Dataset rows about figures
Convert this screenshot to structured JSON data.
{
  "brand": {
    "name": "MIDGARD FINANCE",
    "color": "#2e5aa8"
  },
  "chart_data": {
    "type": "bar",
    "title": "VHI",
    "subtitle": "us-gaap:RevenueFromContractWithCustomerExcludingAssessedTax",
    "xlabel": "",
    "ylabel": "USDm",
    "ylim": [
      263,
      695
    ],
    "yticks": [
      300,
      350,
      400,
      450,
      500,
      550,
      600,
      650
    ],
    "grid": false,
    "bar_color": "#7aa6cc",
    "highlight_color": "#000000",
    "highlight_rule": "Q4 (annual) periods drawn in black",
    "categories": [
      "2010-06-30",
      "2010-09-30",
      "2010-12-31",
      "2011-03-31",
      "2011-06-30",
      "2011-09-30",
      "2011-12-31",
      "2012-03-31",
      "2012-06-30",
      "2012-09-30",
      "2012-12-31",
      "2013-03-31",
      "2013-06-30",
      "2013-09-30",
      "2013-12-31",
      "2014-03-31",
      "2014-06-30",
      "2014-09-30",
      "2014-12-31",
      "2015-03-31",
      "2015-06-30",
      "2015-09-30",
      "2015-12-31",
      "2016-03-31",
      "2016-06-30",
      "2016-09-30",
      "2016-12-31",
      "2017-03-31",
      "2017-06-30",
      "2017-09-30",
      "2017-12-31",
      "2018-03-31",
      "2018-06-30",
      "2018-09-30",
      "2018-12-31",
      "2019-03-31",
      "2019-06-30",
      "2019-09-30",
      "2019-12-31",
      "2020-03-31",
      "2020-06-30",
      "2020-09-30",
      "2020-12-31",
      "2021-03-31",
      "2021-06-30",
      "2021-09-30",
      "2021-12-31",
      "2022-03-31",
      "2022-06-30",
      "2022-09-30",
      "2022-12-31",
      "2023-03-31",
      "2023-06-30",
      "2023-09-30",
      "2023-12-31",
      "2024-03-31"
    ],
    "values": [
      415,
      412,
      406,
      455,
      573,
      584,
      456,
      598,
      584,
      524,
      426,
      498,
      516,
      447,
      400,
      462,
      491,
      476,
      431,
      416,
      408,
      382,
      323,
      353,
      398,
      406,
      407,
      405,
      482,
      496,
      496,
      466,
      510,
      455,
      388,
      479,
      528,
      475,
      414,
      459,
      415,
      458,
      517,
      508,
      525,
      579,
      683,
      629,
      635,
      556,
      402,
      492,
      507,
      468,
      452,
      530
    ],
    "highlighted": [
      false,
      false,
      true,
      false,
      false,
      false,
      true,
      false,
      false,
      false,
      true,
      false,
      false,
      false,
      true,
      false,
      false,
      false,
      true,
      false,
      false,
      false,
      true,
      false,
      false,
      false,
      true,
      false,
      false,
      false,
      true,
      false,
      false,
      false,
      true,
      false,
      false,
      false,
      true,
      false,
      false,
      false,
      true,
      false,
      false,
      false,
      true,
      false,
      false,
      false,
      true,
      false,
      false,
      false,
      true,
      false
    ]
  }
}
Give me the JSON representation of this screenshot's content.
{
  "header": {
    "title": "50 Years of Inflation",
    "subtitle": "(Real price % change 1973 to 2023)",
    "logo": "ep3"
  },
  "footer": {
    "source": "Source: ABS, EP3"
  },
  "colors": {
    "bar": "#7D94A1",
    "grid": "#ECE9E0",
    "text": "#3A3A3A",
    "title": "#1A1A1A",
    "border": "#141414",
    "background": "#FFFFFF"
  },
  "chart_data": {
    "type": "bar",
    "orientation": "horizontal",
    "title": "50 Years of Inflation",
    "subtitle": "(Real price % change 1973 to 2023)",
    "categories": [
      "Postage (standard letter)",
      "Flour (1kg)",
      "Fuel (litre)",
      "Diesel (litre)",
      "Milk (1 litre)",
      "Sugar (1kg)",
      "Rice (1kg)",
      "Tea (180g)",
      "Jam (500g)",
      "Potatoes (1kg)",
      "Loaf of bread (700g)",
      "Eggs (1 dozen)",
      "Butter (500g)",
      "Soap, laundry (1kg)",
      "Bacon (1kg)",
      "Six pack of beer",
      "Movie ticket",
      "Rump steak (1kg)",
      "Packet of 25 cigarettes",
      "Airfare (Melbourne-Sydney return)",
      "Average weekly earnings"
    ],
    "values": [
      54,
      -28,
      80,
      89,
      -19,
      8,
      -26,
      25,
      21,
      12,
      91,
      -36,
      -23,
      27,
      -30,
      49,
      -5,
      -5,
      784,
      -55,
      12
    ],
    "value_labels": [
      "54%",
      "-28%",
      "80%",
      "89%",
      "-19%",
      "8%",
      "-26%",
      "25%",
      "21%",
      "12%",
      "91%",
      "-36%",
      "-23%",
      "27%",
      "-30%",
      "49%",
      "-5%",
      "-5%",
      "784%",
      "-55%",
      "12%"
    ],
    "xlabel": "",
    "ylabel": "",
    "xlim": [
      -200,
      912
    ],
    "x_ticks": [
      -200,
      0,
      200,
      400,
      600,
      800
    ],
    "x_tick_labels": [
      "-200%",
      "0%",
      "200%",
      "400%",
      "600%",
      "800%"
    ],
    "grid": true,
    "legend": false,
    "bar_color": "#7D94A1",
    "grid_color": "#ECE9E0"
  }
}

**Task to complete:**
Restate the data above exactly, keeping each word as it stands.

**Exercise answer:**
Convert this screenshot to structured JSON data.
{
  "brand": {
    "name": "MIDGARD FINANCE",
    "color": "#2e5aa8"
  },
  "chart_data": {
    "type": "bar",
    "title": "VHI",
    "subtitle": "us-gaap:RevenueFromContractWithCustomerExcludingAssessedTax",
    "xlabel": "",
    "ylabel": "USDm",
    "ylim": [
      263,
      695
    ],
    "yticks": [
      300,
      350,
      400,
      450,
      500,
      550,
      600,
      650
    ],
    "grid": false,
    "bar_color": "#7aa6cc",
    "highlight_color": "#000000",
    "highlight_rule": "Q4 (annual) periods drawn in black",
    "categories": [
      "2010-06-30",
      "2010-09-30",
      "2010-12-31",
      "2011-03-31",
      "2011-06-30",
      "2011-09-30",
      "2011-12-31",
      "2012-03-31",
      "2012-06-30",
      "2012-09-30",
      "2012-12-31",
      "2013-03-31",
      "2013-06-30",
      "2013-09-30",
      "2013-12-31",
      "2014-03-31",
      "2014-06-30",
      "2014-09-30",
      "2014-12-31",
      "2015-03-31",
      "2015-06-30",
      "2015-09-30",
      "2015-12-31",
      "2016-03-31",
      "2016-06-30",
      "2016-09-30",
      "2016-12-31",
      "2017-03-31",
      "2017-06-30",
      "2017-09-30",
      "2017-12-31",
      "2018-03-31",
      "2018-06-30",
      "2018-09-30",
      "2018-12-31",
      "2019-03-31",
      "2019-06-30",
      "2019-09-30",
      "2019-12-31",
      "2020-03-31",
      "2020-06-30",
      "2020-09-30",
      "2020-12-31",
      "2021-03-31",
      "2021-06-30",
      "2021-09-30",
      "2021-12-31",
      "2022-03-31",
      "2022-06-30",
      "2022-09-30",
      "2022-12-31",
      "2023-03-31",
      "2023-06-30",
      "2023-09-30",
      "2023-12-31",
      "2024-03-31"
    ],
    "values": [
      415,
      412,
      406,
      455,
      573,
      584,
      456,
      598,
      584,
      524,
      426,
      498,
      516,
      447,
      400,
      462,
      491,
      476,
      431,
      416,
      408,
      382,
      323,
      353,
      398,
      406,
      407,
      405,
      482,
      496,
      496,
      466,
      510,
      455,
      388,
      479,
      528,
      475,
      414,
      459,
      415,
      458,
      517,
      508,
      525,
      579,
      683,
      629,
      635,
      556,
      402,
      492,
      507,
      468,
      452,
      530
    ],
    "highlighted": [
      false,
      false,
      true,
      false,
      false,
      false,
      true,
      false,
      false,
      false,
      true,
      false,
      false,
      false,
      true,
      false,
      false,
      false,
      true,
      false,
      false,
      false,
      true,
      false,
      false,
      false,
      true,
      false,
      false,
      false,
      true,
      false,
      false,
      false,
      true,
      false,
      false,
      false,
      true,
      false,
      false,
      false,
      true,
      false,
      false,
      false,
      true,
      false,
      false,
      false,
      true,
      false,
      false,
      false,
      true,
      false
    ]
  }
}
Give me the JSON representation of this screenshot's content.
{
  "header": {
    "title": "50 Years of Inflation",
    "subtitle": "(Real price % change 1973 to 2023)",
    "logo": "ep3"
  },
  "footer": {
    "source": "Source: ABS, EP3"
  },
  "colors": {
    "bar": "#7D94A1",
    "grid": "#ECE9E0",
    "text": "#3A3A3A",
    "title": "#1A1A1A",
    "border": "#141414",
    "background": "#FFFFFF"
  },
  "chart_data": {
    "type": "bar",
    "orientation": "horizontal",
    "title": "50 Years of Inflation",
    "subtitle": "(Real price % change 1973 to 2023)",
    "categories": [
      "Postage (standard letter)",
      "Flour (1kg)",
      "Fuel (litre)",
      "Diesel (litre)",
      "Milk (1 litre)",
      "Sugar (1kg)",
      "Rice (1kg)",
      "Tea (180g)",
      "Jam (500g)",
      "Potatoes (1kg)",
      "Loaf of bread (700g)",
      "Eggs (1 dozen)",
      "Butter (500g)",
      "Soap, laundry (1kg)",
      "Bacon (1kg)",
      "Six pack of beer",
      "Movie ticket",
      "Rump steak (1kg)",
      "Packet of 25 cigarettes",
      "Airfare (Melbourne-Sydney return)",
      "Average weekly earnings"
    ],
    "values": [
      54,
      -28,
      80,
      89,
      -19,
      8,
      -26,
      25,
      21,
      12,
      91,
      -36,
      -23,
      27,
      -30,
      49,
      -5,
      -5,
      784,
      -55,
      12
    ],
    "value_labels": [
      "54%",
      "-28%",
      "80%",
      "89%",
      "-19%",
      "8%",
      "-26%",
      "25%",
      "21%",
      "12%",
      "91%",
      "-36%",
      "-23%",
      "27%",
      "-30%",
      "49%",
      "-5%",
      "-5%",
      "784%",
      "-55%",
      "12%"
    ],
    "xlabel": "",
    "ylabel": "",
    "xlim": [
      -200,
      912
    ],
    "x_ticks": [
      -200,
      0,
      200,
      400,
      600,
      800
    ],
    "x_tick_labels": [
      "-200%",
      "0%",
      "200%",
      "400%",
      "600%",
      "800%"
    ],
    "grid": true,
    "legend": false,
    "bar_color": "#7D94A1",
    "grid_color": "#ECE9E0"
  }
}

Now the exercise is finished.